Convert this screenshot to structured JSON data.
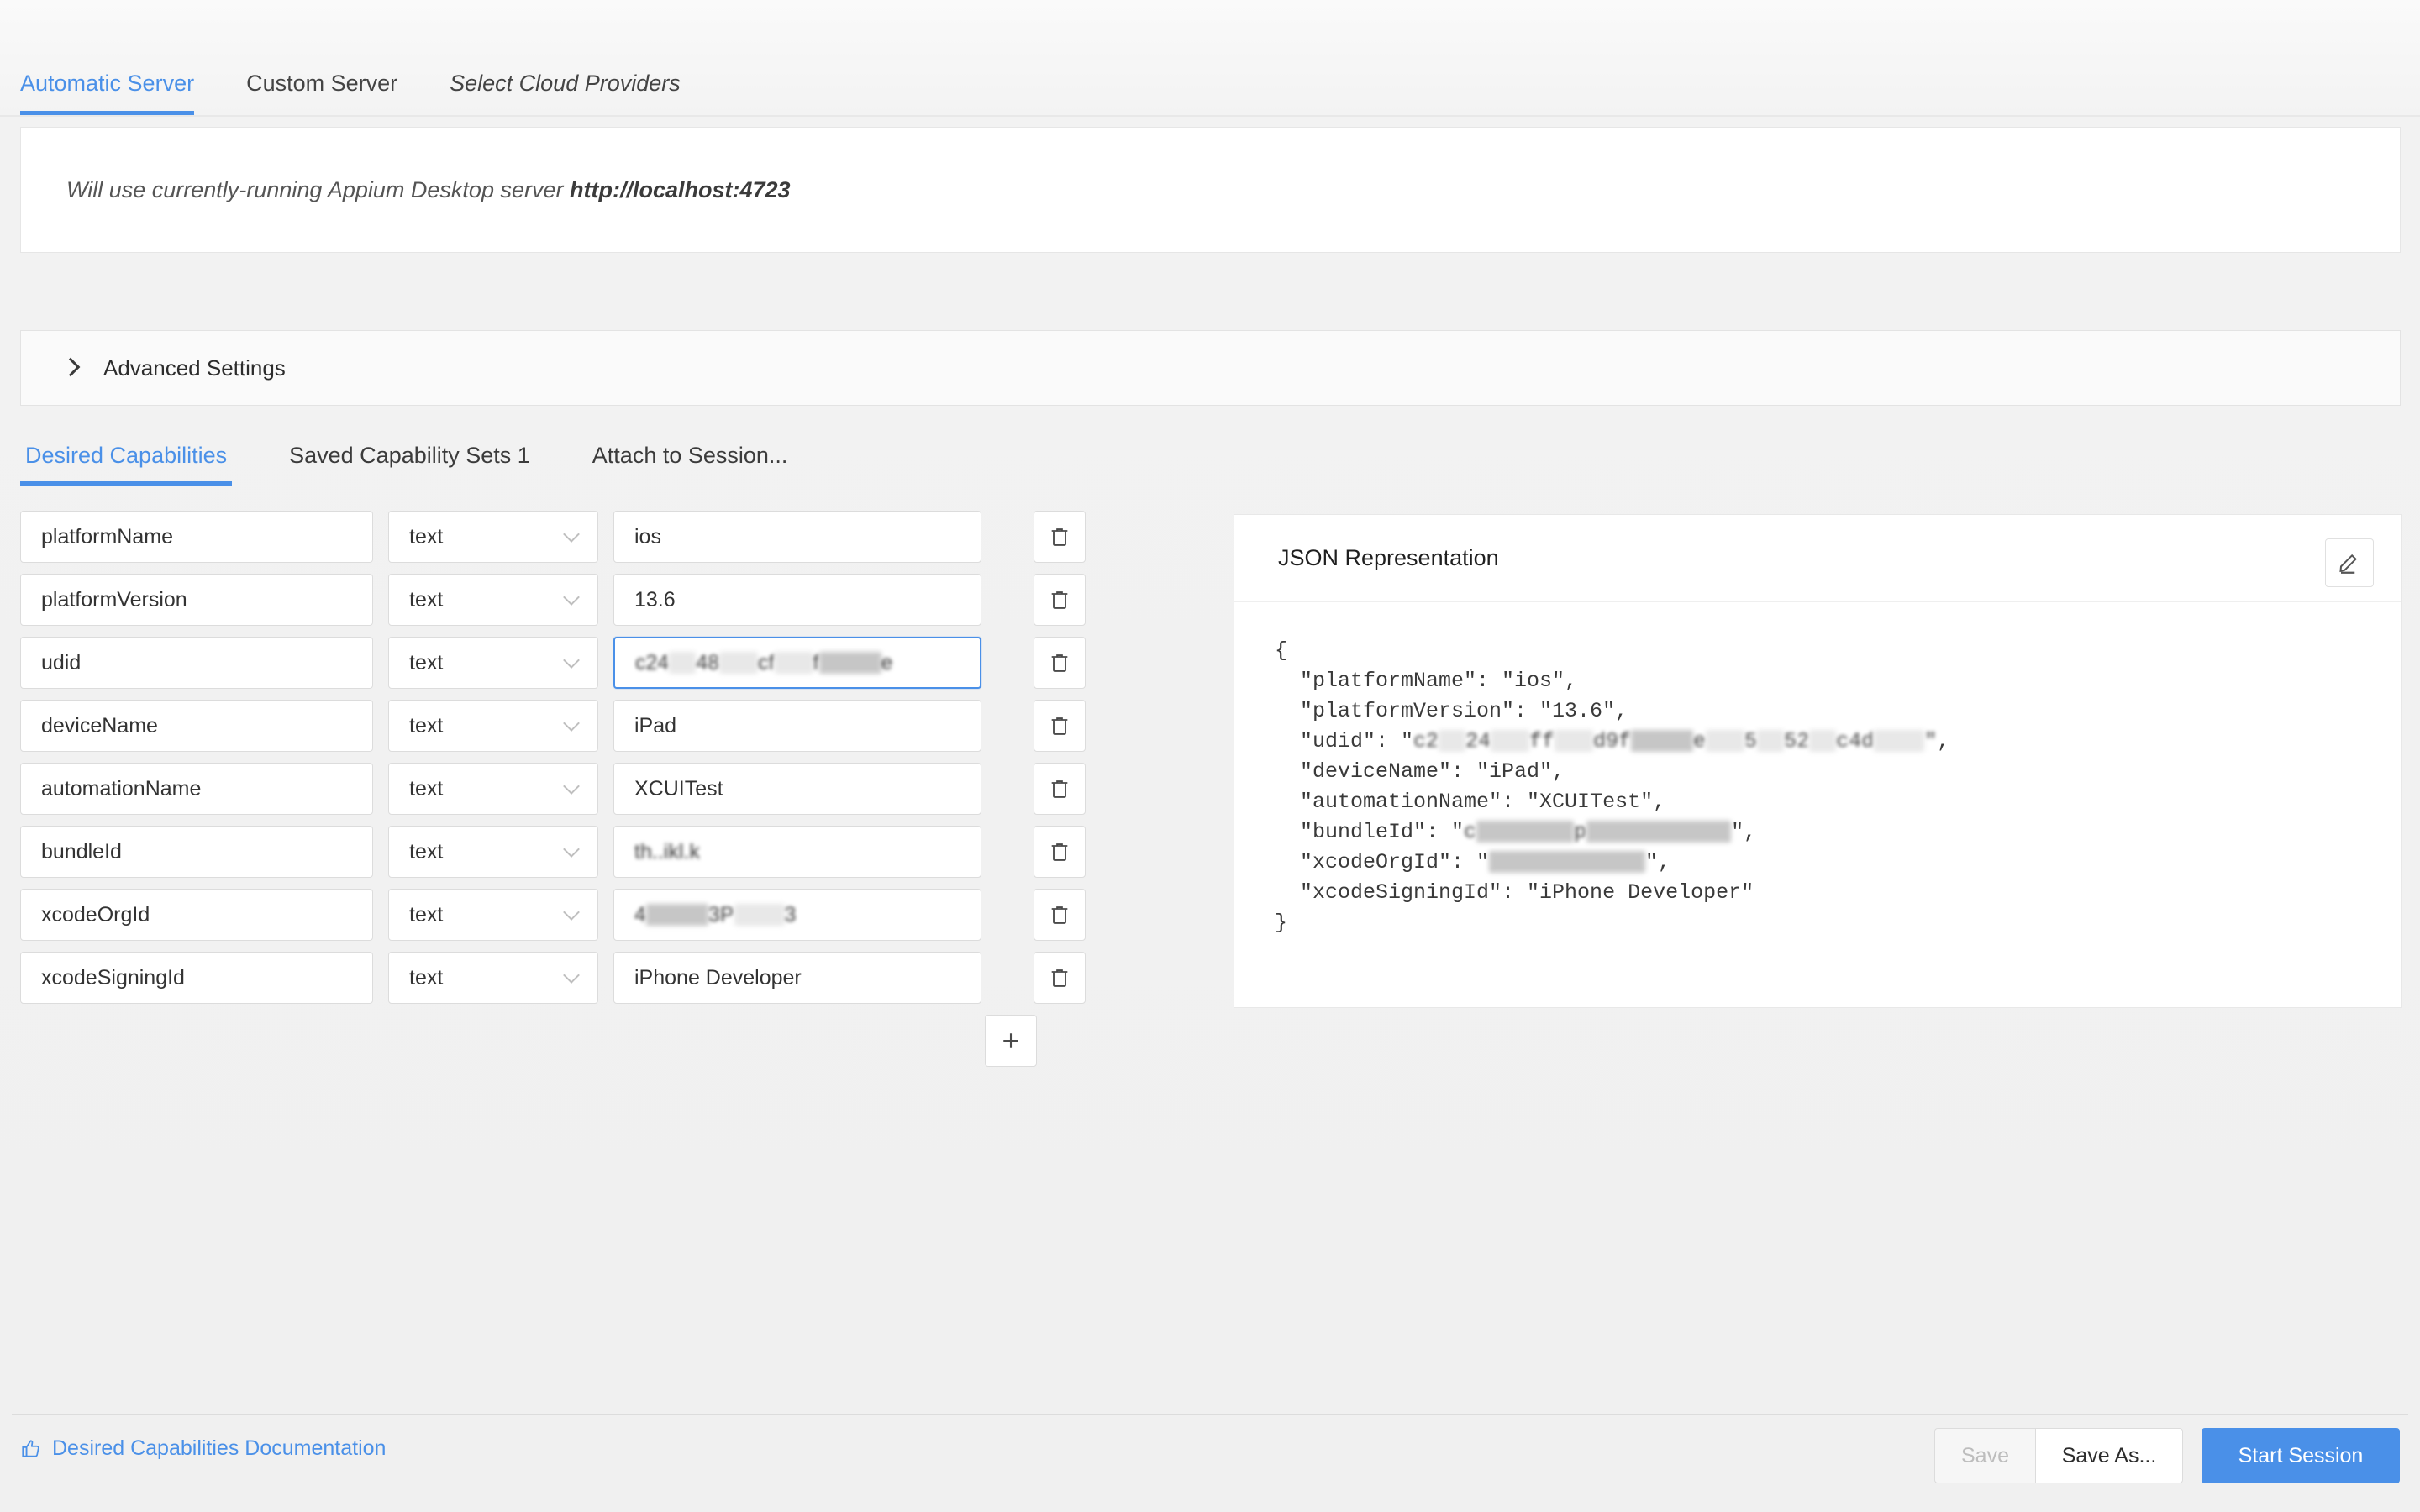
{
  "server_tabs": [
    {
      "label": "Automatic Server",
      "active": true,
      "italic": false
    },
    {
      "label": "Custom Server",
      "active": false,
      "italic": false
    },
    {
      "label": "Select Cloud Providers",
      "active": false,
      "italic": true
    }
  ],
  "server_info": {
    "prefix": "Will use currently-running Appium Desktop server ",
    "url": "http://localhost:4723"
  },
  "advanced": {
    "label": "Advanced Settings",
    "expanded": false
  },
  "caps_tabs": [
    {
      "label": "Desired Capabilities",
      "active": true
    },
    {
      "label": "Saved Capability Sets 1",
      "active": false
    },
    {
      "label": "Attach to Session...",
      "active": false
    }
  ],
  "capabilities": [
    {
      "name": "platformName",
      "type": "text",
      "value": "ios",
      "redacted": false,
      "focused": false
    },
    {
      "name": "platformVersion",
      "type": "text",
      "value": "13.6",
      "redacted": false,
      "focused": false
    },
    {
      "name": "udid",
      "type": "text",
      "value": "c24 48  cf  f    e",
      "redacted": true,
      "focused": true
    },
    {
      "name": "deviceName",
      "type": "text",
      "value": "iPad",
      "redacted": false,
      "focused": false
    },
    {
      "name": "automationName",
      "type": "text",
      "value": "XCUITest",
      "redacted": false,
      "focused": false
    },
    {
      "name": "bundleId",
      "type": "text",
      "value": "th..ikl.k",
      "redacted": true,
      "focused": false
    },
    {
      "name": "xcodeOrgId",
      "type": "text",
      "value": "4    3P   3",
      "redacted": true,
      "focused": false
    },
    {
      "name": "xcodeSigningId",
      "type": "text",
      "value": "iPhone Developer",
      "redacted": false,
      "focused": false
    }
  ],
  "row_actions": {
    "delete_icon": "trash-icon",
    "add_icon": "plus-icon"
  },
  "json_panel": {
    "title": "JSON Representation",
    "edit_icon": "pencil-icon",
    "lines": [
      {
        "text": "{"
      },
      {
        "text": "  \"platformName\": \"ios\","
      },
      {
        "text": "  \"platformVersion\": \"13.6\","
      },
      {
        "text": "  \"udid\": \"",
        "redacted": "c2 24  ff  d9f    e  5 52 c4d   \"",
        "suffix": ","
      },
      {
        "text": "  \"deviceName\": \"iPad\","
      },
      {
        "text": "  \"automationName\": \"XCUITest\","
      },
      {
        "text": "  \"bundleId\": \"",
        "redacted": "c       p           ",
        "suffix": "\","
      },
      {
        "text": "  \"xcodeOrgId\": \"",
        "redacted": "            ",
        "suffix": "\","
      },
      {
        "text": "  \"xcodeSigningId\": \"iPhone Developer\""
      },
      {
        "text": "}"
      }
    ]
  },
  "footer": {
    "doc_link": "Desired Capabilities Documentation",
    "doc_icon": "thumbs-up-icon",
    "save": "Save",
    "save_as": "Save As...",
    "start_session": "Start Session"
  },
  "colors": {
    "accent": "#4a90e8",
    "page_bg": "#f0f0f0",
    "panel_bg": "#ffffff",
    "border": "#dcdcdc",
    "text": "#333333"
  }
}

——————————

Copy out all the data without changing anything, and drop the pictures.

Convert this screenshot to structured JSON data.
{
  "server_tabs": [
    {
      "label": "Automatic Server",
      "active": true,
      "italic": false
    },
    {
      "label": "Custom Server",
      "active": false,
      "italic": false
    },
    {
      "label": "Select Cloud Providers",
      "active": false,
      "italic": true
    }
  ],
  "server_info": {
    "prefix": "Will use currently-running Appium Desktop server ",
    "url": "http://localhost:4723"
  },
  "advanced": {
    "label": "Advanced Settings",
    "expanded": false
  },
  "caps_tabs": [
    {
      "label": "Desired Capabilities",
      "active": true
    },
    {
      "label": "Saved Capability Sets 1",
      "active": false
    },
    {
      "label": "Attach to Session...",
      "active": false
    }
  ],
  "capabilities": [
    {
      "name": "platformName",
      "type": "text",
      "value": "ios",
      "redacted": false,
      "focused": false
    },
    {
      "name": "platformVersion",
      "type": "text",
      "value": "13.6",
      "redacted": false,
      "focused": false
    },
    {
      "name": "udid",
      "type": "text",
      "value": "c24 48  cf  f    e",
      "redacted": true,
      "focused": true
    },
    {
      "name": "deviceName",
      "type": "text",
      "value": "iPad",
      "redacted": false,
      "focused": false
    },
    {
      "name": "automationName",
      "type": "text",
      "value": "XCUITest",
      "redacted": false,
      "focused": false
    },
    {
      "name": "bundleId",
      "type": "text",
      "value": "th..ikl.k",
      "redacted": true,
      "focused": false
    },
    {
      "name": "xcodeOrgId",
      "type": "text",
      "value": "4    3P   3",
      "redacted": true,
      "focused": false
    },
    {
      "name": "xcodeSigningId",
      "type": "text",
      "value": "iPhone Developer",
      "redacted": false,
      "focused": false
    }
  ],
  "row_actions": {
    "delete_icon": "trash-icon",
    "add_icon": "plus-icon"
  },
  "json_panel": {
    "title": "JSON Representation",
    "edit_icon": "pencil-icon",
    "lines": [
      {
        "text": "{"
      },
      {
        "text": "  \"platformName\": \"ios\","
      },
      {
        "text": "  \"platformVersion\": \"13.6\","
      },
      {
        "text": "  \"udid\": \"",
        "redacted": "c2 24  ff  d9f    e  5 52 c4d   \"",
        "suffix": ","
      },
      {
        "text": "  \"deviceName\": \"iPad\","
      },
      {
        "text": "  \"automationName\": \"XCUITest\","
      },
      {
        "text": "  \"bundleId\": \"",
        "redacted": "c       p           ",
        "suffix": "\","
      },
      {
        "text": "  \"xcodeOrgId\": \"",
        "redacted": "            ",
        "suffix": "\","
      },
      {
        "text": "  \"xcodeSigningId\": \"iPhone Developer\""
      },
      {
        "text": "}"
      }
    ]
  },
  "footer": {
    "doc_link": "Desired Capabilities Documentation",
    "doc_icon": "thumbs-up-icon",
    "save": "Save",
    "save_as": "Save As...",
    "start_session": "Start Session"
  },
  "colors": {
    "accent": "#4a90e8",
    "page_bg": "#f0f0f0",
    "panel_bg": "#ffffff",
    "border": "#dcdcdc",
    "text": "#333333"
  }
}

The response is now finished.